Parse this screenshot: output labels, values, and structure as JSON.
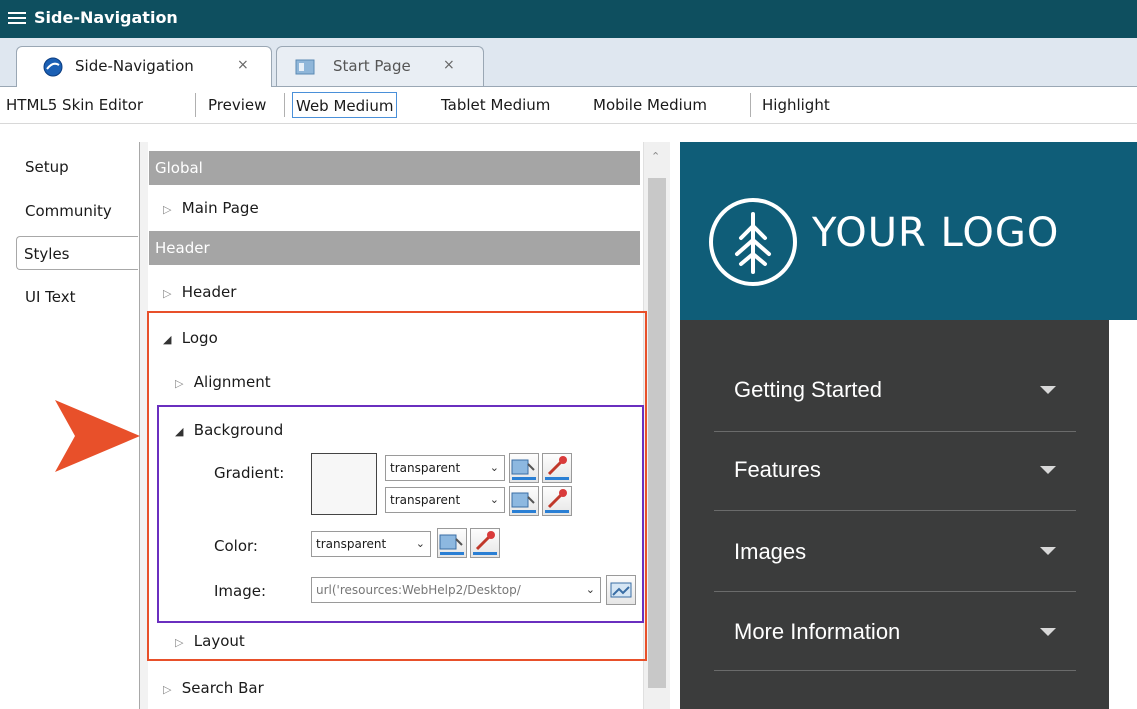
{
  "window": {
    "title": "Side-Navigation"
  },
  "tabs": [
    {
      "label": "Side-Navigation",
      "close": "×"
    },
    {
      "label": "Start Page",
      "close": "×"
    }
  ],
  "toolbar": {
    "skin_editor": "HTML5 Skin Editor",
    "preview": "Preview",
    "web_medium": "Web Medium",
    "tablet_medium": "Tablet Medium",
    "mobile_medium": "Mobile Medium",
    "highlight": "Highlight"
  },
  "sidetabs": [
    "Setup",
    "Community",
    "Styles",
    "UI Text"
  ],
  "tree": {
    "global": "Global",
    "main_page": "Main Page",
    "header_group": "Header",
    "header": "Header",
    "logo": "Logo",
    "alignment": "Alignment",
    "background": "Background",
    "gradient_label": "Gradient:",
    "gradient_start": "transparent",
    "gradient_end": "transparent",
    "color_label": "Color:",
    "color_value": "transparent",
    "image_label": "Image:",
    "image_value": "url('resources:WebHelp2/Desktop/",
    "layout": "Layout",
    "search_bar": "Search Bar"
  },
  "preview": {
    "logo_text": "YOUR LOGO",
    "nav_items": [
      "Getting Started",
      "Features",
      "Images",
      "More Information"
    ],
    "brand_color": "#0f5d78",
    "nav_bg": "#3b3c3c"
  },
  "highlight_colors": {
    "orange": "#e8502a",
    "purple": "#6a2fbf"
  }
}
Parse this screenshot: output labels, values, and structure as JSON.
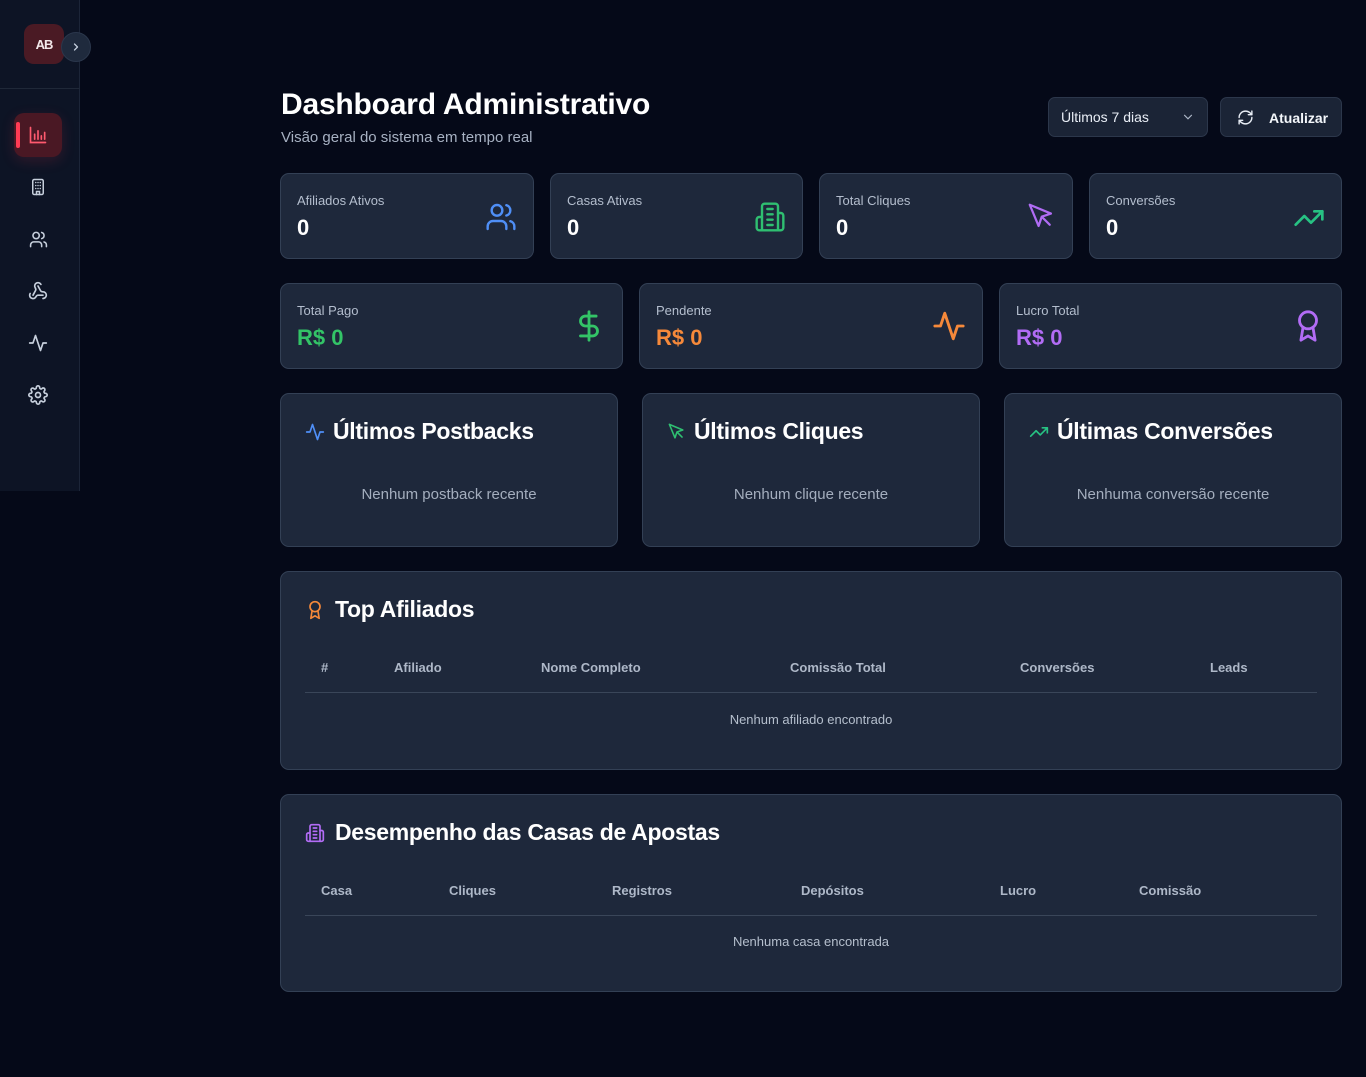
{
  "sidebar": {
    "logo_text": "AB",
    "items": [
      {
        "name": "dashboard",
        "icon": "bar-chart-icon",
        "active": true
      },
      {
        "name": "casas",
        "icon": "building-icon",
        "active": false
      },
      {
        "name": "afiliados",
        "icon": "users-icon",
        "active": false
      },
      {
        "name": "webhooks",
        "icon": "webhook-icon",
        "active": false
      },
      {
        "name": "atividade",
        "icon": "activity-icon",
        "active": false
      },
      {
        "name": "configuracoes",
        "icon": "settings-icon",
        "active": false
      }
    ]
  },
  "header": {
    "title": "Dashboard Administrativo",
    "subtitle": "Visão geral do sistema em tempo real",
    "period_value": "Últimos 7 dias",
    "refresh_label": "Atualizar"
  },
  "stats_top": [
    {
      "label": "Afiliados Ativos",
      "value": "0",
      "icon": "users-icon",
      "color": "#4f8ff7"
    },
    {
      "label": "Casas Ativas",
      "value": "0",
      "icon": "building-icon",
      "color": "#2fbf71"
    },
    {
      "label": "Total Cliques",
      "value": "0",
      "icon": "cursor-icon",
      "color": "#b06cf4"
    },
    {
      "label": "Conversões",
      "value": "0",
      "icon": "trending-up-icon",
      "color": "#27c283"
    }
  ],
  "stats_money": [
    {
      "label": "Total Pago",
      "value": "R$ 0",
      "icon": "dollar-icon",
      "color": "#33c467"
    },
    {
      "label": "Pendente",
      "value": "R$ 0",
      "icon": "activity-icon",
      "color": "#f6893a"
    },
    {
      "label": "Lucro Total",
      "value": "R$ 0",
      "icon": "award-icon",
      "color": "#b26cf5"
    }
  ],
  "activity": [
    {
      "title": "Últimos Postbacks",
      "empty": "Nenhum postback recente",
      "icon": "activity-icon",
      "color": "#4f8ff7"
    },
    {
      "title": "Últimos Cliques",
      "empty": "Nenhum clique recente",
      "icon": "cursor-icon",
      "color": "#2fbf71"
    },
    {
      "title": "Últimas Conversões",
      "empty": "Nenhuma conversão recente",
      "icon": "trending-up-icon",
      "color": "#27c283"
    }
  ],
  "top_affiliates": {
    "title": "Top Afiliados",
    "columns": [
      "#",
      "Afiliado",
      "Nome Completo",
      "Comissão Total",
      "Conversões",
      "Leads"
    ],
    "empty": "Nenhum afiliado encontrado",
    "icon_color": "#f6893a"
  },
  "houses_performance": {
    "title": "Desempenho das Casas de Apostas",
    "columns": [
      "Casa",
      "Cliques",
      "Registros",
      "Depósitos",
      "Lucro",
      "Comissão"
    ],
    "empty": "Nenhuma casa encontrada",
    "icon_color": "#b26cf5"
  }
}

——————

GOAL: Among the lines of the listing, how many hold the string "transparent"? Respond with only the number.

WORKED SOLUTION: 3